■ **What the task asks**
Select, from the data, each line where "cultivos" occurs.

■ **Listing**
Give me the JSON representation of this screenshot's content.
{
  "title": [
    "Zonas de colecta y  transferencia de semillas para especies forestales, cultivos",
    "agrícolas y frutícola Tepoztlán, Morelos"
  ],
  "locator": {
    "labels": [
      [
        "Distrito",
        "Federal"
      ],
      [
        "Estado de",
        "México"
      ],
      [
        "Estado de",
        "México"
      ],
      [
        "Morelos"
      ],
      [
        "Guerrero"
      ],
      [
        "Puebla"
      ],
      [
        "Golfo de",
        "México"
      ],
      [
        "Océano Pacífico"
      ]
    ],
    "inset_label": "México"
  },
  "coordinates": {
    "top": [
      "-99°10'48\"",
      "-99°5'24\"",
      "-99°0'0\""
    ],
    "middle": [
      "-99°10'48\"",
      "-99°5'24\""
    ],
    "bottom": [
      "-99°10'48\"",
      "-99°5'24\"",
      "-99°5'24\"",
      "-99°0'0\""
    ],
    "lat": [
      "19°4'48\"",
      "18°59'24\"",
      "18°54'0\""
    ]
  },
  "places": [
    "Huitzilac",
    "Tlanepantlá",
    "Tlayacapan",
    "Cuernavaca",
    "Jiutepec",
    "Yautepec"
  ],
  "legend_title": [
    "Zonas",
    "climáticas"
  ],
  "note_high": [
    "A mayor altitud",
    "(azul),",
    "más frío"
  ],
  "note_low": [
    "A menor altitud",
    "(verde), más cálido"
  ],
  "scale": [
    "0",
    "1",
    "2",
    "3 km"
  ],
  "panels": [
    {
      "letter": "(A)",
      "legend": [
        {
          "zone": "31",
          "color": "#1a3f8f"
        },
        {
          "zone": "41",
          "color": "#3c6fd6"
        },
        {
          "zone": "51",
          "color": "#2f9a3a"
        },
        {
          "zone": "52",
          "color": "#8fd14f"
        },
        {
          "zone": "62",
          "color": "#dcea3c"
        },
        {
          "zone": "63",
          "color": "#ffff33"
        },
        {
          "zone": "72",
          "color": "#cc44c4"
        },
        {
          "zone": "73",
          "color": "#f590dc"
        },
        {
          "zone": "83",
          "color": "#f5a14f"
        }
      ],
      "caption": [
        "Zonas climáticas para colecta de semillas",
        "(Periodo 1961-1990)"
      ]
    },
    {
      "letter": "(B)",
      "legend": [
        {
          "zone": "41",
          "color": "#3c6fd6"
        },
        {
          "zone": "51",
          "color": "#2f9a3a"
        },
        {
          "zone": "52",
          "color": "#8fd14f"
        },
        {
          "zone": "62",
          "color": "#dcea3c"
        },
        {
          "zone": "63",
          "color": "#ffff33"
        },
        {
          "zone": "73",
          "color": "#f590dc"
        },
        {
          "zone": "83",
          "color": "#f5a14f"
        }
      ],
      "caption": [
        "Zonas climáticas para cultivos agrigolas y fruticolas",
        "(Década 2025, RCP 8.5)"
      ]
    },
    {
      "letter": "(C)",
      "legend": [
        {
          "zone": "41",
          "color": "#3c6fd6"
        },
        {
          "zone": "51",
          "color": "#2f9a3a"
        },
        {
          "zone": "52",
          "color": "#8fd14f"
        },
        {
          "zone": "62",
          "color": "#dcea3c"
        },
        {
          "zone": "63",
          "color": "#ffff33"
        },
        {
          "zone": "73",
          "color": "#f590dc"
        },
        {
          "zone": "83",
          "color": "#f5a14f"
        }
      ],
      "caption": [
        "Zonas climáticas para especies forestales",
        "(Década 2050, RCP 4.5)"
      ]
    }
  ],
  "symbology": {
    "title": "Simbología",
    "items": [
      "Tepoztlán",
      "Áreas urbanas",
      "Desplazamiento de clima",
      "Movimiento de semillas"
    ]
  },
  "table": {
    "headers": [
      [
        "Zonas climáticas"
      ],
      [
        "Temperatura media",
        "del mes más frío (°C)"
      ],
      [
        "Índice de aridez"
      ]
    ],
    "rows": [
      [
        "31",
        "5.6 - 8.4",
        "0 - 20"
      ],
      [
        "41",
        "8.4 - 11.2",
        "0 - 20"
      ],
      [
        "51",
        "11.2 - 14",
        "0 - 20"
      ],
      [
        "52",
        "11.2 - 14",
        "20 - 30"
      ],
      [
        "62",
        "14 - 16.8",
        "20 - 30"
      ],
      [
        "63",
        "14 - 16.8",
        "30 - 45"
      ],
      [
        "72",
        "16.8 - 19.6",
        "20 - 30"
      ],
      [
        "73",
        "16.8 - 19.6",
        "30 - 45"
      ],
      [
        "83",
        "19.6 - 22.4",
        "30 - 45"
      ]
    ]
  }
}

■ **Reply**
    "Zonas de colecta y  transferencia de semillas para especies forestales, cultivos",
        "Zonas climáticas para cultivos agrigolas y fruticolas",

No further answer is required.